→ Written problem: Can you rewrite all the records below with every "y2-tick-label" replaced by "right-axis-tick-label", everything else unchanged and the pictures left out?

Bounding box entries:
☆ ☆ ☆ ☆ ☆ ☆ ☆

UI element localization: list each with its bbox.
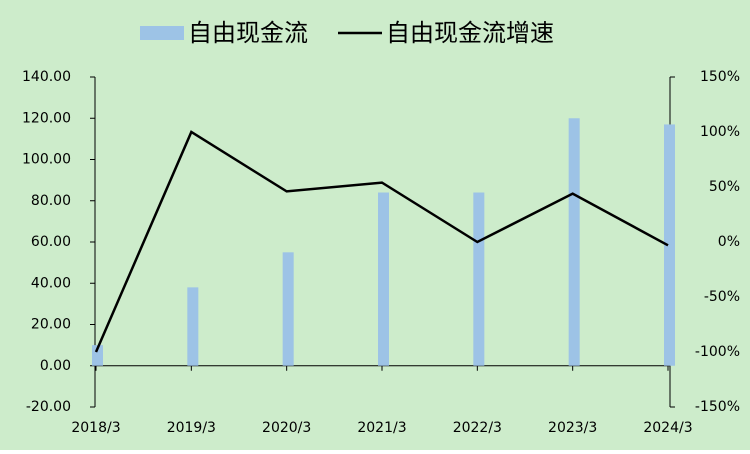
bar	[378, 192, 389, 366]
y2-tick-label: 100%	[700, 124, 740, 140]
y2-tick-label: 0%	[718, 234, 740, 250]
x-tick-label: 2018/3	[71, 420, 120, 436]
line	[94, 130, 669, 353]
bar	[568, 118, 580, 366]
y2-tick-label: -150%	[695, 399, 740, 415]
x-tick-label: 2023/3	[548, 420, 597, 436]
bar	[664, 124, 675, 366]
bar	[473, 192, 485, 366]
y2-tick-label: 50%	[709, 179, 740, 195]
y2-tick-label: 150%	[700, 69, 740, 85]
x-tick-label: 2020/3	[262, 420, 311, 436]
legend-swatch	[140, 26, 184, 40]
legend-label: 自由现金流增速	[386, 19, 554, 47]
x-tick-label: 2024/3	[643, 420, 692, 436]
y-tick-label: 40.00	[31, 275, 71, 291]
y-tick-label: 140.00	[22, 69, 71, 85]
y2-tick-label: -100%	[695, 344, 740, 360]
bar	[92, 345, 103, 366]
x-tick-label: 2021/3	[357, 420, 406, 436]
y-tick-label: 20.00	[31, 317, 71, 333]
y-tick-label: 100.00	[22, 152, 71, 168]
y2-tick-label: -50%	[704, 289, 740, 305]
y-tick-label: -20.00	[26, 399, 71, 415]
legend-label: 自由现金流	[188, 19, 308, 47]
y-tick-label: 0.00	[40, 358, 71, 374]
bar	[282, 252, 294, 366]
x-tick-label: 2022/3	[453, 420, 502, 436]
y-tick-label: 60.00	[31, 234, 71, 250]
y-tick-label: 80.00	[31, 193, 71, 209]
y-tick-label: 120.00	[22, 110, 71, 126]
bar	[187, 287, 199, 366]
x-tick-label: 2019/3	[167, 420, 216, 436]
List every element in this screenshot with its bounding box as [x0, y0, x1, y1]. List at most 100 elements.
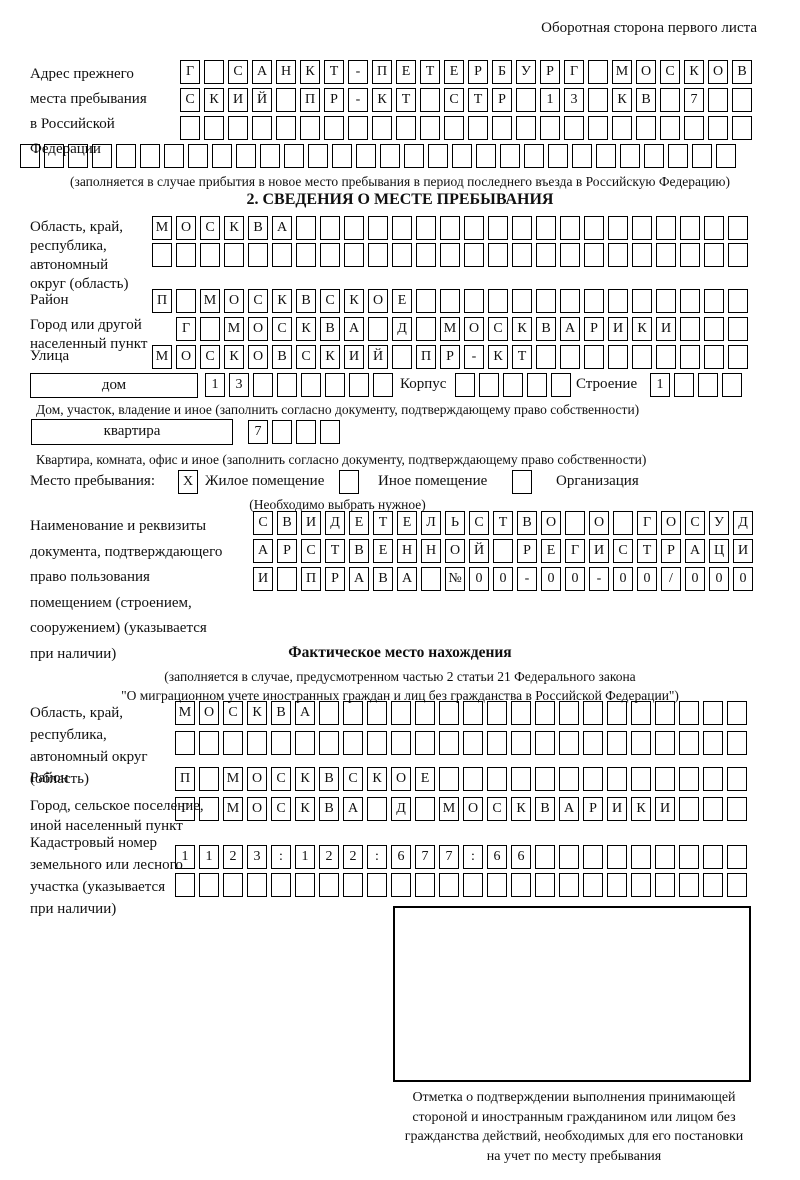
char-box-empty	[463, 767, 483, 791]
char-box-empty	[439, 731, 459, 755]
char-box-empty	[367, 873, 387, 897]
char-box-empty	[464, 289, 484, 313]
char-box-empty	[392, 345, 412, 369]
char-box-filled: С	[296, 345, 316, 369]
char-box-filled: Г	[564, 60, 584, 84]
label-line: документа, подтверждающего	[30, 543, 223, 560]
char-box-empty	[392, 243, 412, 267]
mesto-label: Место пребывания:	[30, 473, 155, 489]
document-row-3: И П Р А В А № 0 0-0 0-0 0/0 0 0	[253, 567, 753, 591]
char-box-empty	[548, 144, 568, 168]
char-box-empty	[608, 289, 628, 313]
char-box-filled: В	[248, 216, 268, 240]
char-box-filled: Р	[324, 88, 344, 112]
char-box-filled: 1	[205, 373, 225, 397]
char-box-empty	[175, 873, 195, 897]
char-box-empty	[536, 243, 556, 267]
char-box-filled: М	[224, 317, 244, 341]
char-box-empty	[727, 873, 747, 897]
char-box-empty	[704, 345, 724, 369]
char-box-empty	[679, 767, 699, 791]
char-box-filled: М	[612, 60, 632, 84]
char-box-empty	[559, 767, 579, 791]
fact-raion-label: Район	[30, 770, 69, 786]
char-box-empty	[367, 731, 387, 755]
char-box-empty	[308, 144, 328, 168]
char-box-empty	[559, 701, 579, 725]
char-box-filled: М	[152, 216, 172, 240]
label-line: помещением (строением,	[30, 594, 192, 611]
char-box-filled: С	[301, 539, 321, 563]
char-box-empty	[588, 60, 608, 84]
char-box-empty	[199, 873, 219, 897]
mesto-note: (Необходимо выбрать нужное)	[249, 497, 426, 512]
char-box-empty	[708, 88, 728, 112]
char-box-empty	[372, 116, 392, 140]
char-box-empty	[559, 845, 579, 869]
fact-oblast-row-2	[175, 731, 747, 755]
char-box-filled: Н	[397, 539, 417, 563]
char-box-filled: :	[271, 845, 291, 869]
label-line: иной населенный пункт	[30, 818, 183, 834]
char-box-filled: С	[320, 289, 340, 313]
char-box-empty	[493, 539, 513, 563]
char-box-empty	[584, 289, 604, 313]
char-box-empty	[511, 701, 531, 725]
char-box-empty	[527, 373, 547, 397]
char-box-filled: Е	[541, 539, 561, 563]
char-box-filled: С	[488, 317, 508, 341]
char-box-filled: 3	[564, 88, 584, 112]
char-box-filled: Г	[175, 797, 195, 821]
char-box-filled: В	[732, 60, 752, 84]
char-box-empty	[613, 511, 633, 535]
gorod-label: Город или другой населенный пункт	[30, 316, 147, 354]
char-box-empty	[703, 767, 723, 791]
char-box-filled: Р	[661, 539, 681, 563]
char-box-empty	[373, 373, 393, 397]
char-box-filled: В	[271, 701, 291, 725]
char-box-filled: К	[296, 317, 316, 341]
char-box-filled: О	[661, 511, 681, 535]
char-box-filled: В	[535, 797, 555, 821]
oblast-row-2	[152, 243, 748, 267]
char-box-empty	[320, 420, 340, 444]
label-line: при наличии)	[30, 901, 117, 917]
char-box-empty	[674, 373, 694, 397]
label-line: республика,	[30, 238, 107, 254]
char-box-filled: 2	[223, 845, 243, 869]
char-box-filled: Т	[373, 511, 393, 535]
char-box-empty	[439, 701, 459, 725]
char-box-filled: П	[301, 567, 321, 591]
char-box-empty	[391, 873, 411, 897]
char-box-filled: С	[444, 88, 464, 112]
char-box-filled: -	[589, 567, 609, 591]
char-box-empty	[276, 116, 296, 140]
char-box-empty	[679, 845, 699, 869]
stroenie-cells: 1	[650, 373, 742, 397]
char-box-empty	[703, 797, 723, 821]
char-box-empty	[332, 144, 352, 168]
char-box-empty	[344, 243, 364, 267]
char-box-filled: К	[204, 88, 224, 112]
char-box-filled: И	[253, 567, 273, 591]
char-box-empty	[728, 243, 748, 267]
char-box-filled: К	[632, 317, 652, 341]
char-box-filled: Г	[176, 317, 196, 341]
char-box-empty	[252, 116, 272, 140]
char-box-empty	[636, 116, 656, 140]
char-box-empty	[608, 216, 628, 240]
char-box-filled: В	[319, 797, 339, 821]
char-box-filled: А	[685, 539, 705, 563]
char-box-empty	[584, 345, 604, 369]
char-box-empty	[199, 767, 219, 791]
char-box-filled: К	[488, 345, 508, 369]
char-box-empty	[391, 701, 411, 725]
char-box-empty	[680, 243, 700, 267]
char-box-filled: Р	[277, 539, 297, 563]
char-box-filled: К	[511, 797, 531, 821]
char-box-empty	[631, 845, 651, 869]
char-box-filled: К	[612, 88, 632, 112]
char-box-empty	[440, 289, 460, 313]
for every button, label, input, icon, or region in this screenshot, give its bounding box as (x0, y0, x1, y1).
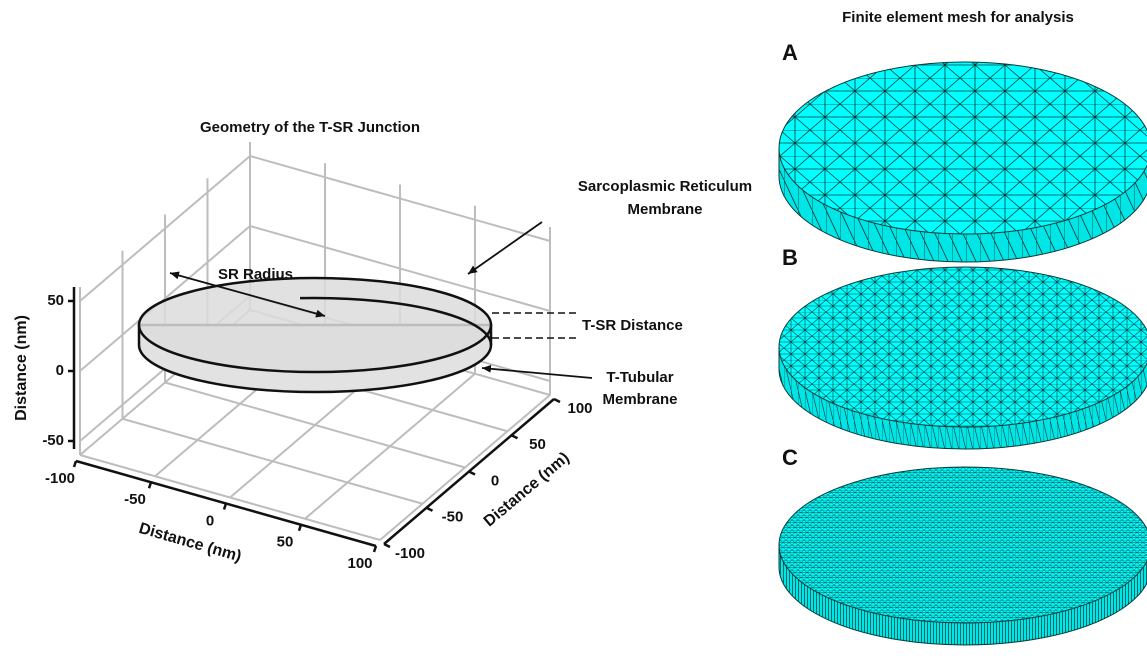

☆ ☆ ☆ ☆ ☆ ☆ ☆

→ The result:
UI element localization: list each with its bbox.
bar	[378, 192, 389, 366]
right-axis-tick-label: 100%	[700, 124, 740, 140]
right-axis-tick-label: 0%	[718, 234, 740, 250]
x-tick-label: 2018/3	[71, 420, 120, 436]
line	[94, 130, 669, 353]
bar	[568, 118, 580, 366]
right-axis-tick-label: -150%	[695, 399, 740, 415]
x-tick-label: 2023/3	[548, 420, 597, 436]
bar	[664, 124, 675, 366]
bar	[473, 192, 485, 366]
right-axis-tick-label: 50%	[709, 179, 740, 195]
right-axis-tick-label: 150%	[700, 69, 740, 85]
x-tick-label: 2020/3	[262, 420, 311, 436]
legend-swatch	[140, 26, 184, 40]
legend-label: 自由现金流增速	[386, 19, 554, 47]
x-tick-label: 2024/3	[643, 420, 692, 436]
y-tick-label: 40.00	[31, 275, 71, 291]
y-tick-label: 140.00	[22, 69, 71, 85]
right-axis-tick-label: -100%	[695, 344, 740, 360]
bar	[92, 345, 103, 366]
x-tick-label: 2021/3	[357, 420, 406, 436]
y-tick-label: 20.00	[31, 317, 71, 333]
y-tick-label: 100.00	[22, 152, 71, 168]
right-axis-tick-label: -50%	[704, 289, 740, 305]
y-tick-label: -20.00	[26, 399, 71, 415]
legend-label: 自由现金流	[188, 19, 308, 47]
y-tick-label: 0.00	[40, 358, 71, 374]
bar	[282, 252, 294, 366]
x-tick-label: 2022/3	[453, 420, 502, 436]
y-tick-label: 60.00	[31, 234, 71, 250]
y-tick-label: 80.00	[31, 193, 71, 209]
y-tick-label: 120.00	[22, 110, 71, 126]
bar	[187, 287, 199, 366]
x-tick-label: 2019/3	[167, 420, 216, 436]
List every element in this screenshot with its bounding box as [x0, y0, x1, y1]. List at most 100 elements.
char-box-empty	[463, 767, 483, 791]
char-box-empty	[439, 731, 459, 755]
char-box-empty	[367, 873, 387, 897]
char-box-empty	[464, 289, 484, 313]
char-box-empty	[392, 345, 412, 369]
char-box-filled: С	[296, 345, 316, 369]
char-box-filled: Г	[564, 60, 584, 84]
label-line: документа, подтверждающего	[30, 543, 223, 560]
char-box-empty	[392, 243, 412, 267]
mesto-label: Место пребывания:	[30, 473, 155, 489]
document-row-3: И П Р А В А № 0 0-0 0-0 0/0 0 0	[253, 567, 753, 591]
char-box-empty	[548, 144, 568, 168]
char-box-empty	[608, 289, 628, 313]
char-box-filled: В	[248, 216, 268, 240]
char-box-filled: Р	[324, 88, 344, 112]
char-box-filled: 1	[205, 373, 225, 397]
char-box-empty	[175, 873, 195, 897]
char-box-empty	[536, 243, 556, 267]
char-box-filled: М	[224, 317, 244, 341]
char-box-empty	[727, 873, 747, 897]
char-box-empty	[704, 345, 724, 369]
char-box-empty	[679, 767, 699, 791]
char-box-filled: М	[612, 60, 632, 84]
char-box-empty	[559, 767, 579, 791]
fact-raion-label: Район	[30, 770, 69, 786]
char-box-empty	[367, 731, 387, 755]
char-box-empty	[308, 144, 328, 168]
char-box-empty	[559, 701, 579, 725]
char-box-filled: М	[152, 216, 172, 240]
label-line: помещением (строением,	[30, 594, 192, 611]
char-box-filled: С	[301, 539, 321, 563]
char-box-empty	[588, 60, 608, 84]
char-box-empty	[199, 873, 219, 897]
mesto-note: (Необходимо выбрать нужное)	[249, 497, 426, 512]
char-box-empty	[708, 88, 728, 112]
char-box-empty	[372, 116, 392, 140]
char-box-empty	[559, 845, 579, 869]
fact-oblast-row-2	[175, 731, 747, 755]
char-box-filled: Н	[397, 539, 417, 563]
char-box-filled: :	[271, 845, 291, 869]
label-line: иной населенный пункт	[30, 818, 183, 834]
char-box-filled: С	[320, 289, 340, 313]
char-box-empty	[493, 539, 513, 563]
char-box-empty	[584, 289, 604, 313]
char-box-empty	[511, 701, 531, 725]
char-box-empty	[527, 373, 547, 397]
char-box-filled: Е	[541, 539, 561, 563]
char-box-filled: С	[488, 317, 508, 341]
char-box-filled: 3	[564, 88, 584, 112]
char-box-filled: Г	[175, 797, 195, 821]
char-box-filled: В	[732, 60, 752, 84]
char-box-empty	[613, 511, 633, 535]
gorod-label: Город или другой населенный пункт	[30, 316, 147, 354]
char-box-empty	[703, 767, 723, 791]
char-box-filled: Р	[661, 539, 681, 563]
char-box-empty	[373, 373, 393, 397]
char-box-filled: В	[271, 701, 291, 725]
char-box-filled: К	[296, 317, 316, 341]
char-box-filled: О	[661, 511, 681, 535]
char-box-filled: В	[535, 797, 555, 821]
oblast-row-2	[152, 243, 748, 267]
char-box-empty	[320, 420, 340, 444]
label-line: при наличии)	[30, 901, 117, 917]
char-box-empty	[674, 373, 694, 397]
label-line: республика,	[30, 238, 107, 254]
char-box-filled: 2	[223, 845, 243, 869]
char-box-filled: Т	[373, 511, 393, 535]
char-box-empty	[439, 701, 459, 725]
char-box-filled: П	[301, 567, 321, 591]
char-box-empty	[391, 873, 411, 897]
char-box-filled: С	[444, 88, 464, 112]
char-box-filled: -	[589, 567, 609, 591]
char-box-empty	[276, 116, 296, 140]
char-box-empty	[679, 845, 699, 869]
stroenie-cells: 1	[650, 373, 742, 397]
char-box-empty	[703, 797, 723, 821]
char-box-empty	[332, 144, 352, 168]
char-box-empty	[344, 243, 364, 267]
char-box-filled: К	[204, 88, 224, 112]
char-box-filled: И	[253, 567, 273, 591]
char-box-empty	[728, 243, 748, 267]
char-box-filled: К	[632, 317, 652, 341]
char-box-filled: Г	[176, 317, 196, 341]
char-box-empty	[252, 116, 272, 140]
char-box-empty	[636, 116, 656, 140]
char-box-empty	[608, 216, 628, 240]
char-box-filled: В	[319, 797, 339, 821]
char-box-filled: А	[685, 539, 705, 563]
char-box-empty	[584, 345, 604, 369]
char-box-empty	[199, 767, 219, 791]
char-box-filled: К	[488, 345, 508, 369]
char-box-empty	[391, 701, 411, 725]
char-box-empty	[680, 243, 700, 267]
char-box-filled: Р	[277, 539, 297, 563]
char-box-filled: К	[511, 797, 531, 821]
char-box-empty	[631, 845, 651, 869]
char-box-filled: К	[612, 88, 632, 112]
char-box-empty	[440, 289, 460, 313]
for every button, label, input, icon, or region in this screenshot, give its bounding box as (x0, y0, x1, y1).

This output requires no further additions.